- [DIRECTIONS]: Copy out all of the material exactly as presented.

(Source records)

——

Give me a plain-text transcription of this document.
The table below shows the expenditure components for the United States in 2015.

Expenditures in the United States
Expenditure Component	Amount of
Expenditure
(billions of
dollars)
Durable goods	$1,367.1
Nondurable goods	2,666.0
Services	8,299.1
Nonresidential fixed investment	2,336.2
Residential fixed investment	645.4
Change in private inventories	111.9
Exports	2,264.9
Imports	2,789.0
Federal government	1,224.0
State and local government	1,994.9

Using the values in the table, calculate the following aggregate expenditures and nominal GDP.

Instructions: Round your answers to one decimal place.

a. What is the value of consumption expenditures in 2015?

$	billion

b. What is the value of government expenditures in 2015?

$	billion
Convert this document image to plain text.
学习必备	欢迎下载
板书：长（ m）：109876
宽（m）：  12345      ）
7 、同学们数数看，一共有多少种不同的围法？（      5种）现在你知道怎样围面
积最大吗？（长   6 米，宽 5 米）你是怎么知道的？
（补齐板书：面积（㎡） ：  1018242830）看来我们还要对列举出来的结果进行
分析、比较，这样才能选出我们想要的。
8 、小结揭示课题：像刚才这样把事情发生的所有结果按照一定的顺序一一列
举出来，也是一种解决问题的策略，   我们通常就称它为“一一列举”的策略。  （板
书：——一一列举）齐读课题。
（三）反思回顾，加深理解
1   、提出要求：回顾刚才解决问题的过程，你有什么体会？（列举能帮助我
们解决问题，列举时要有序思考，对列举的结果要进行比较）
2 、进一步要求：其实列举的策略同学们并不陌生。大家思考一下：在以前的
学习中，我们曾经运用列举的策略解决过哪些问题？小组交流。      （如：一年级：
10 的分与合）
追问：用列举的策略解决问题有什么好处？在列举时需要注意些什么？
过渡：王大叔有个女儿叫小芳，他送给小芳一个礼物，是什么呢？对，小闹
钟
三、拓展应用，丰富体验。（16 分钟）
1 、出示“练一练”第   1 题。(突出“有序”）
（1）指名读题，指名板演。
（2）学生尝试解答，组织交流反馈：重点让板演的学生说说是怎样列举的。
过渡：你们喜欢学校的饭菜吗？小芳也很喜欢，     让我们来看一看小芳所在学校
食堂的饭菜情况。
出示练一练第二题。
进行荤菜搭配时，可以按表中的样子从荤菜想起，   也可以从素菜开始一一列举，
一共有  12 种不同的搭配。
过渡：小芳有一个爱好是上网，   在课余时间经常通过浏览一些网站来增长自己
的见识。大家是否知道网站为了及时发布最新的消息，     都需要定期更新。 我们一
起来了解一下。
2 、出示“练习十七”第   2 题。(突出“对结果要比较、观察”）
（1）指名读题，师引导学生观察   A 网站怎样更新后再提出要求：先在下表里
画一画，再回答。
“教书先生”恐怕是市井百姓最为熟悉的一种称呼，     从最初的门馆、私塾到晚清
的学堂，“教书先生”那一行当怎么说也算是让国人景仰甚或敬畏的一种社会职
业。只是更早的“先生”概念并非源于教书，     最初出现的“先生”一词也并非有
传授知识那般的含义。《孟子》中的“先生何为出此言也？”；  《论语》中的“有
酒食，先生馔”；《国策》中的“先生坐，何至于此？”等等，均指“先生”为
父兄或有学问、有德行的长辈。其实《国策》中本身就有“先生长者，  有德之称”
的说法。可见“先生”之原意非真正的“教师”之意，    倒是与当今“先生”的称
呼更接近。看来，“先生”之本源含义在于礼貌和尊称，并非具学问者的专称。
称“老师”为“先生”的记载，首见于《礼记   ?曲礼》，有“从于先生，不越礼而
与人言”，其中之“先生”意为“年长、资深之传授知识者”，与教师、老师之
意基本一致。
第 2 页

——

- [CORRECT OUTPUT]:
Give me a plain-text transcription of this document.
The table below shows the expenditure components for the United States in 2015.

Expenditures in the United States
Expenditure Component	Amount of
Expenditure
(billions of
dollars)
Durable goods	$1,367.1
Nondurable goods	2,666.0
Services	8,299.1
Nonresidential fixed investment	2,336.2
Residential fixed investment	645.4
Change in private inventories	111.9
Exports	2,264.9
Imports	2,789.0
Federal government	1,224.0
State and local government	1,994.9

Using the values in the table, calculate the following aggregate expenditures and nominal GDP.

Instructions: Round your answers to one decimal place.

a. What is the value of consumption expenditures in 2015?

$	billion

b. What is the value of government expenditures in 2015?

$	billion
Convert this document image to plain text.
学习必备	欢迎下载
板书：长（ m）：109876
宽（m）：  12345      ）
7 、同学们数数看，一共有多少种不同的围法？（      5种）现在你知道怎样围面
积最大吗？（长   6 米，宽 5 米）你是怎么知道的？
（补齐板书：面积（㎡） ：  1018242830）看来我们还要对列举出来的结果进行
分析、比较，这样才能选出我们想要的。
8 、小结揭示课题：像刚才这样把事情发生的所有结果按照一定的顺序一一列
举出来，也是一种解决问题的策略，   我们通常就称它为“一一列举”的策略。  （板
书：——一一列举）齐读课题。
（三）反思回顾，加深理解
1   、提出要求：回顾刚才解决问题的过程，你有什么体会？（列举能帮助我
们解决问题，列举时要有序思考，对列举的结果要进行比较）
2 、进一步要求：其实列举的策略同学们并不陌生。大家思考一下：在以前的
学习中，我们曾经运用列举的策略解决过哪些问题？小组交流。      （如：一年级：
10 的分与合）
追问：用列举的策略解决问题有什么好处？在列举时需要注意些什么？
过渡：王大叔有个女儿叫小芳，他送给小芳一个礼物，是什么呢？对，小闹
钟
三、拓展应用，丰富体验。（16 分钟）
1 、出示“练一练”第   1 题。(突出“有序”）
（1）指名读题，指名板演。
（2）学生尝试解答，组织交流反馈：重点让板演的学生说说是怎样列举的。
过渡：你们喜欢学校的饭菜吗？小芳也很喜欢，     让我们来看一看小芳所在学校
食堂的饭菜情况。
出示练一练第二题。
进行荤菜搭配时，可以按表中的样子从荤菜想起，   也可以从素菜开始一一列举，
一共有  12 种不同的搭配。
过渡：小芳有一个爱好是上网，   在课余时间经常通过浏览一些网站来增长自己
的见识。大家是否知道网站为了及时发布最新的消息，     都需要定期更新。 我们一
起来了解一下。
2 、出示“练习十七”第   2 题。(突出“对结果要比较、观察”）
（1）指名读题，师引导学生观察   A 网站怎样更新后再提出要求：先在下表里
画一画，再回答。
“教书先生”恐怕是市井百姓最为熟悉的一种称呼，     从最初的门馆、私塾到晚清
的学堂，“教书先生”那一行当怎么说也算是让国人景仰甚或敬畏的一种社会职
业。只是更早的“先生”概念并非源于教书，     最初出现的“先生”一词也并非有
传授知识那般的含义。《孟子》中的“先生何为出此言也？”；  《论语》中的“有
酒食，先生馔”；《国策》中的“先生坐，何至于此？”等等，均指“先生”为
父兄或有学问、有德行的长辈。其实《国策》中本身就有“先生长者，  有德之称”
的说法。可见“先生”之原意非真正的“教师”之意，    倒是与当今“先生”的称
呼更接近。看来，“先生”之本源含义在于礼貌和尊称，并非具学问者的专称。
称“老师”为“先生”的记载，首见于《礼记   ?曲礼》，有“从于先生，不越礼而
与人言”，其中之“先生”意为“年长、资深之传授知识者”，与教师、老师之
意基本一致。
第 2 页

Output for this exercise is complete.